PROBLEM TO WORK ON =
Below are some records; repeat them all exactly, minus the pictures.
============================================================
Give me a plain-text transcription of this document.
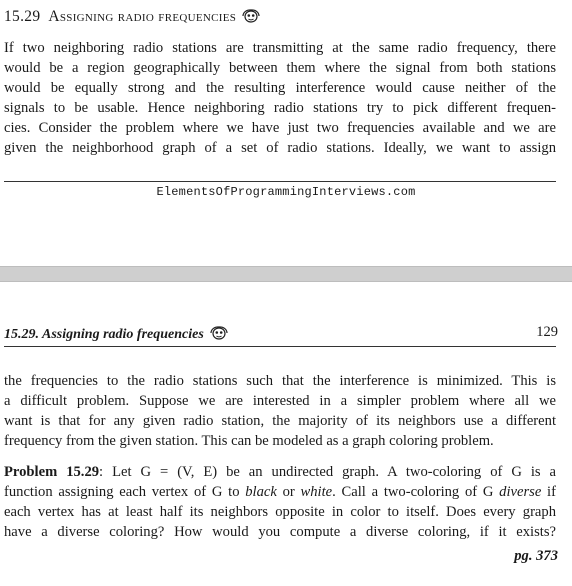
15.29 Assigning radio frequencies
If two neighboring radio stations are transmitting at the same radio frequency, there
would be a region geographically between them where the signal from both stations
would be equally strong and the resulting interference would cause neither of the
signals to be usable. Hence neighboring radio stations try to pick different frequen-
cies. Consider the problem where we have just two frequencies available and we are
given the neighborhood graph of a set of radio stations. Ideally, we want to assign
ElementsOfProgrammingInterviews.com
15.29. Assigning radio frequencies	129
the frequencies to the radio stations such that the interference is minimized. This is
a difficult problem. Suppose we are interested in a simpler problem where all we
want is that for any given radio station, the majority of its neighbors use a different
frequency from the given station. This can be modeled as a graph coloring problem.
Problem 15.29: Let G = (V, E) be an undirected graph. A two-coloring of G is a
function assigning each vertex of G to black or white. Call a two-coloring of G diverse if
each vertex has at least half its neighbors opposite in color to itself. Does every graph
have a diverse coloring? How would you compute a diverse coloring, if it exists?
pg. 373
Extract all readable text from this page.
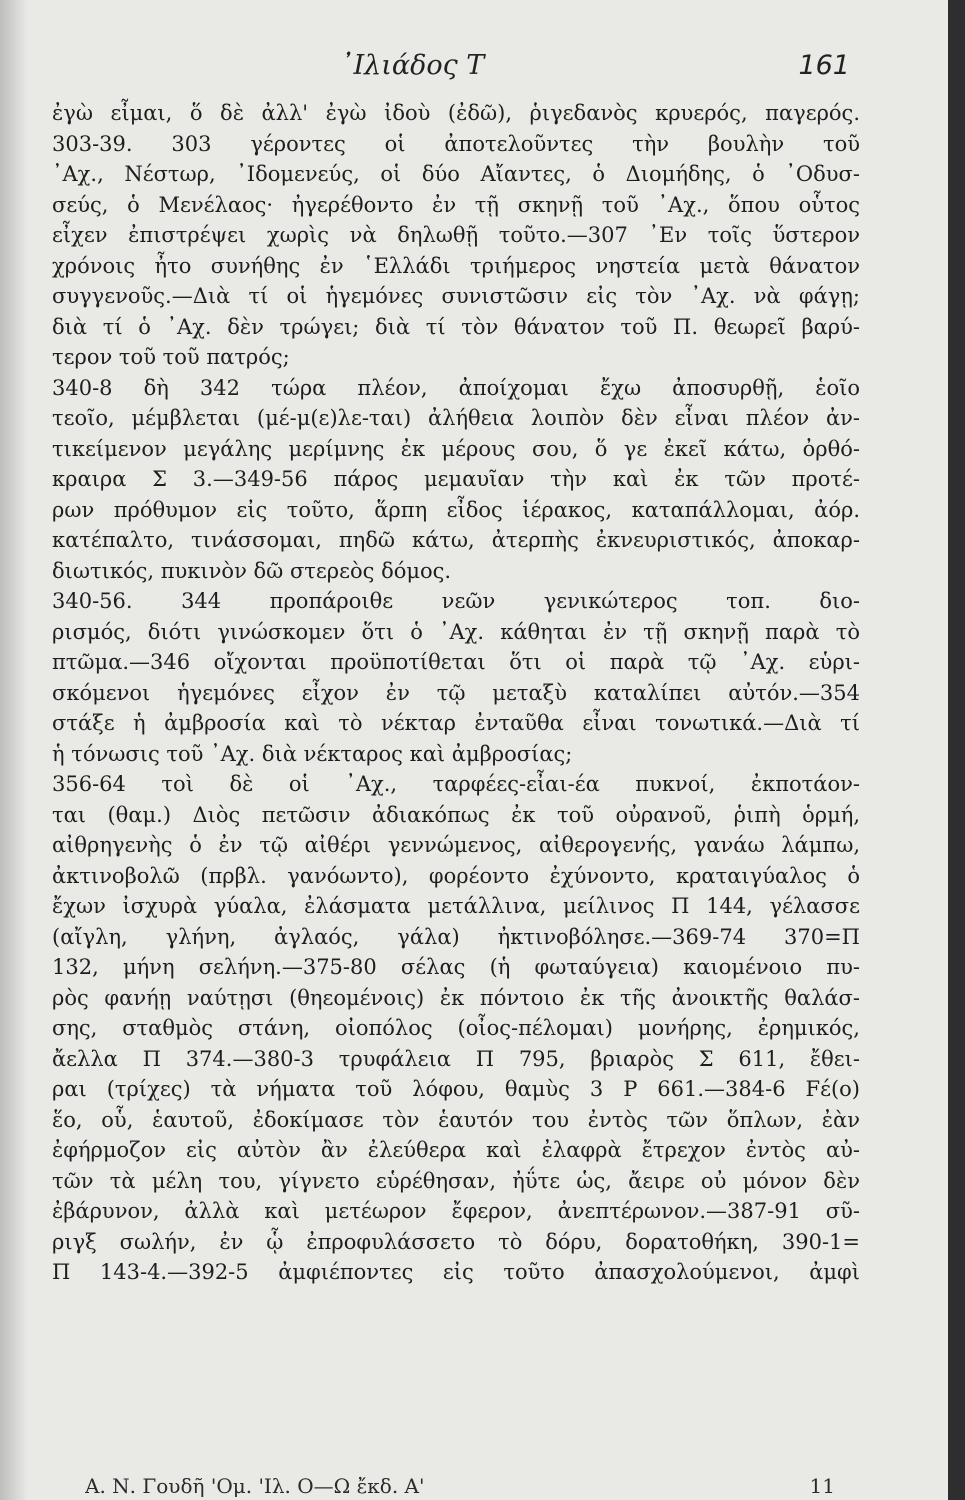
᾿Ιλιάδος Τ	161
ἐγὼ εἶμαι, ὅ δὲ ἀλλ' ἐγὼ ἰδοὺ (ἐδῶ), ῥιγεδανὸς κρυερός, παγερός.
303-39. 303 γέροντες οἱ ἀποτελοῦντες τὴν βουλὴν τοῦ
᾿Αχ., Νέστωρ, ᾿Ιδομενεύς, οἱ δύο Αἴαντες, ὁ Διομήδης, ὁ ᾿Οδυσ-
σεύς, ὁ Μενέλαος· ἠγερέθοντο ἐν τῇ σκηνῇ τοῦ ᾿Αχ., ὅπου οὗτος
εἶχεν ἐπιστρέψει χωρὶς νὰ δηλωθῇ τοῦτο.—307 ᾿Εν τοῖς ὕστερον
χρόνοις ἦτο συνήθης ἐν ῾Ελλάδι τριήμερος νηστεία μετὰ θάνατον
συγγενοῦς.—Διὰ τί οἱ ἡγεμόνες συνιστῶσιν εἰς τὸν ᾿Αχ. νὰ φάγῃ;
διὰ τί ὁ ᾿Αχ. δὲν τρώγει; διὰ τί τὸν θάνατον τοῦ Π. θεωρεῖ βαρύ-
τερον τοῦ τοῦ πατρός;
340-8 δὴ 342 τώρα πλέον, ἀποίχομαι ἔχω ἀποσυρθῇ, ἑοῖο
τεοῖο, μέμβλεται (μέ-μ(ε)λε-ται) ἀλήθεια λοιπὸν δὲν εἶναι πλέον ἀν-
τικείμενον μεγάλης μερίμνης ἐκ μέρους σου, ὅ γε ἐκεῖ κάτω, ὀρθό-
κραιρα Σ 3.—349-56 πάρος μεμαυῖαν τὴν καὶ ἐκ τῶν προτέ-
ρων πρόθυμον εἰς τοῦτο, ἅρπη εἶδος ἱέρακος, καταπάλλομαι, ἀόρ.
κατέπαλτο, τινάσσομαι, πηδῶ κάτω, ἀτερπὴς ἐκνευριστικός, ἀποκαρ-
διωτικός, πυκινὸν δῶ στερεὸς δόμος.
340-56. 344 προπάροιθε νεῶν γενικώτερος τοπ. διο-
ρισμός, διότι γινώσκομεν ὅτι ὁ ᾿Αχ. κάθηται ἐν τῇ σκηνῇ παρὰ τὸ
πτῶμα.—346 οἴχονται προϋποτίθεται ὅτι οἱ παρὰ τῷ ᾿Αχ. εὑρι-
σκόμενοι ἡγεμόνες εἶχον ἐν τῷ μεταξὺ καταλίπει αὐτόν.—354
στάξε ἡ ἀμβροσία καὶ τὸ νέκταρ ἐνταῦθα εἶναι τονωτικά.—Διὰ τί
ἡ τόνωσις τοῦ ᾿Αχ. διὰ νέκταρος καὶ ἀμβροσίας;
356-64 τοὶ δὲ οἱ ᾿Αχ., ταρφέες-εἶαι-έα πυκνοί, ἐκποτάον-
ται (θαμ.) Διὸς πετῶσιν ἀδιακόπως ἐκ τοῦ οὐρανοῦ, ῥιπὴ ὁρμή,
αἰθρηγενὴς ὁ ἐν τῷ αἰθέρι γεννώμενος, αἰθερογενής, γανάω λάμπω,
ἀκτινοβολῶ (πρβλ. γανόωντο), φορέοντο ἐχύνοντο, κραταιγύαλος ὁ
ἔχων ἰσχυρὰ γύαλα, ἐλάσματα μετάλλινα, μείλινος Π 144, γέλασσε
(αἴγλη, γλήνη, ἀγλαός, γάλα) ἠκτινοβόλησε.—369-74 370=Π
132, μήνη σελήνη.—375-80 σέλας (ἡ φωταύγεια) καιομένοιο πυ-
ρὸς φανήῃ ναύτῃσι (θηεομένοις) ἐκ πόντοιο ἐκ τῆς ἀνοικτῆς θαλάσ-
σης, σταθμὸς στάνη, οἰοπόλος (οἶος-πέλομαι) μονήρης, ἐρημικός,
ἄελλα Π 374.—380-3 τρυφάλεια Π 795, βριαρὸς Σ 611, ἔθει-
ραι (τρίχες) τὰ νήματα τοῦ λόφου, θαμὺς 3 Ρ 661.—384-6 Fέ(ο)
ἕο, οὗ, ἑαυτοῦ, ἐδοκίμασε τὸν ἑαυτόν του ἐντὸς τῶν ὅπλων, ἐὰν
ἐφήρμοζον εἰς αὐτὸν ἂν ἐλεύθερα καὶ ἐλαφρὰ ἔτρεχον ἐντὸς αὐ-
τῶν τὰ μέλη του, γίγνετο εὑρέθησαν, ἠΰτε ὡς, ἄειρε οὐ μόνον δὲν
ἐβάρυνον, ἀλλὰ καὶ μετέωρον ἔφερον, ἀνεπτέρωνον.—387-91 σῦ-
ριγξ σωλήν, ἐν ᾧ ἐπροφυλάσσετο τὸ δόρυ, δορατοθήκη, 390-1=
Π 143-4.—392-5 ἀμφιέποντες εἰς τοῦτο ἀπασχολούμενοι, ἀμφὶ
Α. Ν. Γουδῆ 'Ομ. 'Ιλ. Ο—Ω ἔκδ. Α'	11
============================================================
ANSWER IN FULL =
Give me a plain-text transcription of this document.
15.29 Assigning radio frequencies
If two neighboring radio stations are transmitting at the same radio frequency, there
would be a region geographically between them where the signal from both stations
would be equally strong and the resulting interference would cause neither of the
signals to be usable. Hence neighboring radio stations try to pick different frequen-
cies. Consider the problem where we have just two frequencies available and we are
given the neighborhood graph of a set of radio stations. Ideally, we want to assign
ElementsOfProgrammingInterviews.com
15.29. Assigning radio frequencies	129
the frequencies to the radio stations such that the interference is minimized. This is
a difficult problem. Suppose we are interested in a simpler problem where all we
want is that for any given radio station, the majority of its neighbors use a different
frequency from the given station. This can be modeled as a graph coloring problem.
Problem 15.29: Let G = (V, E) be an undirected graph. A two-coloring of G is a
function assigning each vertex of G to black or white. Call a two-coloring of G diverse if
each vertex has at least half its neighbors opposite in color to itself. Does every graph
have a diverse coloring? How would you compute a diverse coloring, if it exists?
pg. 373
Extract all readable text from this page.
᾿Ιλιάδος Τ	161
ἐγὼ εἶμαι, ὅ δὲ ἀλλ' ἐγὼ ἰδοὺ (ἐδῶ), ῥιγεδανὸς κρυερός, παγερός.
303-39. 303 γέροντες οἱ ἀποτελοῦντες τὴν βουλὴν τοῦ
᾿Αχ., Νέστωρ, ᾿Ιδομενεύς, οἱ δύο Αἴαντες, ὁ Διομήδης, ὁ ᾿Οδυσ-
σεύς, ὁ Μενέλαος· ἠγερέθοντο ἐν τῇ σκηνῇ τοῦ ᾿Αχ., ὅπου οὗτος
εἶχεν ἐπιστρέψει χωρὶς νὰ δηλωθῇ τοῦτο.—307 ᾿Εν τοῖς ὕστερον
χρόνοις ἦτο συνήθης ἐν ῾Ελλάδι τριήμερος νηστεία μετὰ θάνατον
συγγενοῦς.—Διὰ τί οἱ ἡγεμόνες συνιστῶσιν εἰς τὸν ᾿Αχ. νὰ φάγῃ;
διὰ τί ὁ ᾿Αχ. δὲν τρώγει; διὰ τί τὸν θάνατον τοῦ Π. θεωρεῖ βαρύ-
τερον τοῦ τοῦ πατρός;
340-8 δὴ 342 τώρα πλέον, ἀποίχομαι ἔχω ἀποσυρθῇ, ἑοῖο
τεοῖο, μέμβλεται (μέ-μ(ε)λε-ται) ἀλήθεια λοιπὸν δὲν εἶναι πλέον ἀν-
τικείμενον μεγάλης μερίμνης ἐκ μέρους σου, ὅ γε ἐκεῖ κάτω, ὀρθό-
κραιρα Σ 3.—349-56 πάρος μεμαυῖαν τὴν καὶ ἐκ τῶν προτέ-
ρων πρόθυμον εἰς τοῦτο, ἅρπη εἶδος ἱέρακος, καταπάλλομαι, ἀόρ.
κατέπαλτο, τινάσσομαι, πηδῶ κάτω, ἀτερπὴς ἐκνευριστικός, ἀποκαρ-
διωτικός, πυκινὸν δῶ στερεὸς δόμος.
340-56. 344 προπάροιθε νεῶν γενικώτερος τοπ. διο-
ρισμός, διότι γινώσκομεν ὅτι ὁ ᾿Αχ. κάθηται ἐν τῇ σκηνῇ παρὰ τὸ
πτῶμα.—346 οἴχονται προϋποτίθεται ὅτι οἱ παρὰ τῷ ᾿Αχ. εὑρι-
σκόμενοι ἡγεμόνες εἶχον ἐν τῷ μεταξὺ καταλίπει αὐτόν.—354
στάξε ἡ ἀμβροσία καὶ τὸ νέκταρ ἐνταῦθα εἶναι τονωτικά.—Διὰ τί
ἡ τόνωσις τοῦ ᾿Αχ. διὰ νέκταρος καὶ ἀμβροσίας;
356-64 τοὶ δὲ οἱ ᾿Αχ., ταρφέες-εἶαι-έα πυκνοί, ἐκποτάον-
ται (θαμ.) Διὸς πετῶσιν ἀδιακόπως ἐκ τοῦ οὐρανοῦ, ῥιπὴ ὁρμή,
αἰθρηγενὴς ὁ ἐν τῷ αἰθέρι γεννώμενος, αἰθερογενής, γανάω λάμπω,
ἀκτινοβολῶ (πρβλ. γανόωντο), φορέοντο ἐχύνοντο, κραταιγύαλος ὁ
ἔχων ἰσχυρὰ γύαλα, ἐλάσματα μετάλλινα, μείλινος Π 144, γέλασσε
(αἴγλη, γλήνη, ἀγλαός, γάλα) ἠκτινοβόλησε.—369-74 370=Π
132, μήνη σελήνη.—375-80 σέλας (ἡ φωταύγεια) καιομένοιο πυ-
ρὸς φανήῃ ναύτῃσι (θηεομένοις) ἐκ πόντοιο ἐκ τῆς ἀνοικτῆς θαλάσ-
σης, σταθμὸς στάνη, οἰοπόλος (οἶος-πέλομαι) μονήρης, ἐρημικός,
ἄελλα Π 374.—380-3 τρυφάλεια Π 795, βριαρὸς Σ 611, ἔθει-
ραι (τρίχες) τὰ νήματα τοῦ λόφου, θαμὺς 3 Ρ 661.—384-6 Fέ(ο)
ἕο, οὗ, ἑαυτοῦ, ἐδοκίμασε τὸν ἑαυτόν του ἐντὸς τῶν ὅπλων, ἐὰν
ἐφήρμοζον εἰς αὐτὸν ἂν ἐλεύθερα καὶ ἐλαφρὰ ἔτρεχον ἐντὸς αὐ-
τῶν τὰ μέλη του, γίγνετο εὑρέθησαν, ἠΰτε ὡς, ἄειρε οὐ μόνον δὲν
ἐβάρυνον, ἀλλὰ καὶ μετέωρον ἔφερον, ἀνεπτέρωνον.—387-91 σῦ-
ριγξ σωλήν, ἐν ᾧ ἐπροφυλάσσετο τὸ δόρυ, δορατοθήκη, 390-1=
Π 143-4.—392-5 ἀμφιέποντες εἰς τοῦτο ἀπασχολούμενοι, ἀμφὶ
Α. Ν. Γουδῆ 'Ομ. 'Ιλ. Ο—Ω ἔκδ. Α'	11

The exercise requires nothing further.